• Problem to work on:
Please transcribe the material below line for line, keeping every character, number and space unchanged.

--- Start Supplied records ---

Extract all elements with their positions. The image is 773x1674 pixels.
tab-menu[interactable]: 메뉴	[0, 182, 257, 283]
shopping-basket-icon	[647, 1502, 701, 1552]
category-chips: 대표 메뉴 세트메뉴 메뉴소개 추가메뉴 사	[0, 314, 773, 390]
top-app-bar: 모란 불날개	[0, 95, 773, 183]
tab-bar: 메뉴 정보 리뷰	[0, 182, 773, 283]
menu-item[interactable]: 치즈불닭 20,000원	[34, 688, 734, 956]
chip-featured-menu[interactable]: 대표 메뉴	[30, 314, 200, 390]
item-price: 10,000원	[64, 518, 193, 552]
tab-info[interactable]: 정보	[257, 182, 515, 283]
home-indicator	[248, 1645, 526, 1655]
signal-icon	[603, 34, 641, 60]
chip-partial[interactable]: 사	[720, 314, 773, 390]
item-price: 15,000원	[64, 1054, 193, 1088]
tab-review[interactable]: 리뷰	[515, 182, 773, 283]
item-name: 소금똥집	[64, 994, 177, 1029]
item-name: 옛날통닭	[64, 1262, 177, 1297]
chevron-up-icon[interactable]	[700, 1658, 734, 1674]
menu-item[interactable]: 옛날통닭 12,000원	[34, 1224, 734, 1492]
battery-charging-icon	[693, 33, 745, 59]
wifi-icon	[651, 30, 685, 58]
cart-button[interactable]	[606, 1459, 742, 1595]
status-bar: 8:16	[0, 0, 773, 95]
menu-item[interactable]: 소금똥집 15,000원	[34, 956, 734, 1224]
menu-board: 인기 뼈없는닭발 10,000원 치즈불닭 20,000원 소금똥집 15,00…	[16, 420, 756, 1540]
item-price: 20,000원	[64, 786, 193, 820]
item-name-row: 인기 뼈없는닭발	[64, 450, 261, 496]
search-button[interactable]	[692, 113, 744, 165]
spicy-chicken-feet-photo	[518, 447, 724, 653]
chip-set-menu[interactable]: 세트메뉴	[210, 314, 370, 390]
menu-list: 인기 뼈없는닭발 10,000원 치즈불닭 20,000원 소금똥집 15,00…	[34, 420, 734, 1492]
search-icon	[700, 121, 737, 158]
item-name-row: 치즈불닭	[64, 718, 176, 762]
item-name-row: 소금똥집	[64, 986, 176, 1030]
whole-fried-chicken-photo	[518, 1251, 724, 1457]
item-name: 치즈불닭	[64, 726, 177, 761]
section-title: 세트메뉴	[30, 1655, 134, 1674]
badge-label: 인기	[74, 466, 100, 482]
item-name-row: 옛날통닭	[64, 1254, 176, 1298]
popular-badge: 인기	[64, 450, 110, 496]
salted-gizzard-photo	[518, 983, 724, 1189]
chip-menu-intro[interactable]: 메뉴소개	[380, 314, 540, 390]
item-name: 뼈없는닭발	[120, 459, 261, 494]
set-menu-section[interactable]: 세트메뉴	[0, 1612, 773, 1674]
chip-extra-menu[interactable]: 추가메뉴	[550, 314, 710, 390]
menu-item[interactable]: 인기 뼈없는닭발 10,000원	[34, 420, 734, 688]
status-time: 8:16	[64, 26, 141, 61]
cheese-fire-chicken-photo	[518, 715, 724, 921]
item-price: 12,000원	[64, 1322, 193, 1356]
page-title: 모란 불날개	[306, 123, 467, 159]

--- End Supplied records ---

• Completed task:
Extract all elements with their positions. The image is 773x1674 pixels.
tab-menu[interactable]: 메뉴	[0, 182, 257, 283]
shopping-basket-icon	[647, 1502, 701, 1552]
category-chips: 대표 메뉴 세트메뉴 메뉴소개 추가메뉴 사	[0, 314, 773, 390]
top-app-bar: 모란 불날개	[0, 95, 773, 183]
tab-bar: 메뉴 정보 리뷰	[0, 182, 773, 283]
menu-item[interactable]: 치즈불닭 20,000원	[34, 688, 734, 956]
chip-featured-menu[interactable]: 대표 메뉴	[30, 314, 200, 390]
item-price: 10,000원	[64, 518, 193, 552]
tab-info[interactable]: 정보	[257, 182, 515, 283]
home-indicator	[248, 1645, 526, 1655]
signal-icon	[603, 34, 641, 60]
chip-partial[interactable]: 사	[720, 314, 773, 390]
item-price: 15,000원	[64, 1054, 193, 1088]
tab-review[interactable]: 리뷰	[515, 182, 773, 283]
item-name: 소금똥집	[64, 994, 177, 1029]
item-name: 옛날통닭	[64, 1262, 177, 1297]
chevron-up-icon[interactable]	[700, 1658, 734, 1674]
menu-item[interactable]: 옛날통닭 12,000원	[34, 1224, 734, 1492]
battery-charging-icon	[693, 33, 745, 59]
wifi-icon	[651, 30, 685, 58]
cart-button[interactable]	[606, 1459, 742, 1595]
status-bar: 8:16	[0, 0, 773, 95]
menu-item[interactable]: 소금똥집 15,000원	[34, 956, 734, 1224]
menu-board: 인기 뼈없는닭발 10,000원 치즈불닭 20,000원 소금똥집 15,00…	[16, 420, 756, 1540]
item-price: 20,000원	[64, 786, 193, 820]
item-name-row: 인기 뼈없는닭발	[64, 450, 261, 496]
search-button[interactable]	[692, 113, 744, 165]
spicy-chicken-feet-photo	[518, 447, 724, 653]
chip-set-menu[interactable]: 세트메뉴	[210, 314, 370, 390]
menu-list: 인기 뼈없는닭발 10,000원 치즈불닭 20,000원 소금똥집 15,00…	[34, 420, 734, 1492]
search-icon	[700, 121, 737, 158]
item-name-row: 치즈불닭	[64, 718, 176, 762]
item-name-row: 소금똥집	[64, 986, 176, 1030]
whole-fried-chicken-photo	[518, 1251, 724, 1457]
item-name: 치즈불닭	[64, 726, 177, 761]
section-title: 세트메뉴	[30, 1655, 134, 1674]
badge-label: 인기	[74, 466, 100, 482]
item-name-row: 옛날통닭	[64, 1254, 176, 1298]
popular-badge: 인기	[64, 450, 110, 496]
salted-gizzard-photo	[518, 983, 724, 1189]
chip-menu-intro[interactable]: 메뉴소개	[380, 314, 540, 390]
item-name: 뼈없는닭발	[120, 459, 261, 494]
set-menu-section[interactable]: 세트메뉴	[0, 1612, 773, 1674]
chip-extra-menu[interactable]: 추가메뉴	[550, 314, 710, 390]
menu-item[interactable]: 인기 뼈없는닭발 10,000원	[34, 420, 734, 688]
status-time: 8:16	[64, 26, 141, 61]
cheese-fire-chicken-photo	[518, 715, 724, 921]
item-price: 12,000원	[64, 1322, 193, 1356]
page-title: 모란 불날개	[306, 123, 467, 159]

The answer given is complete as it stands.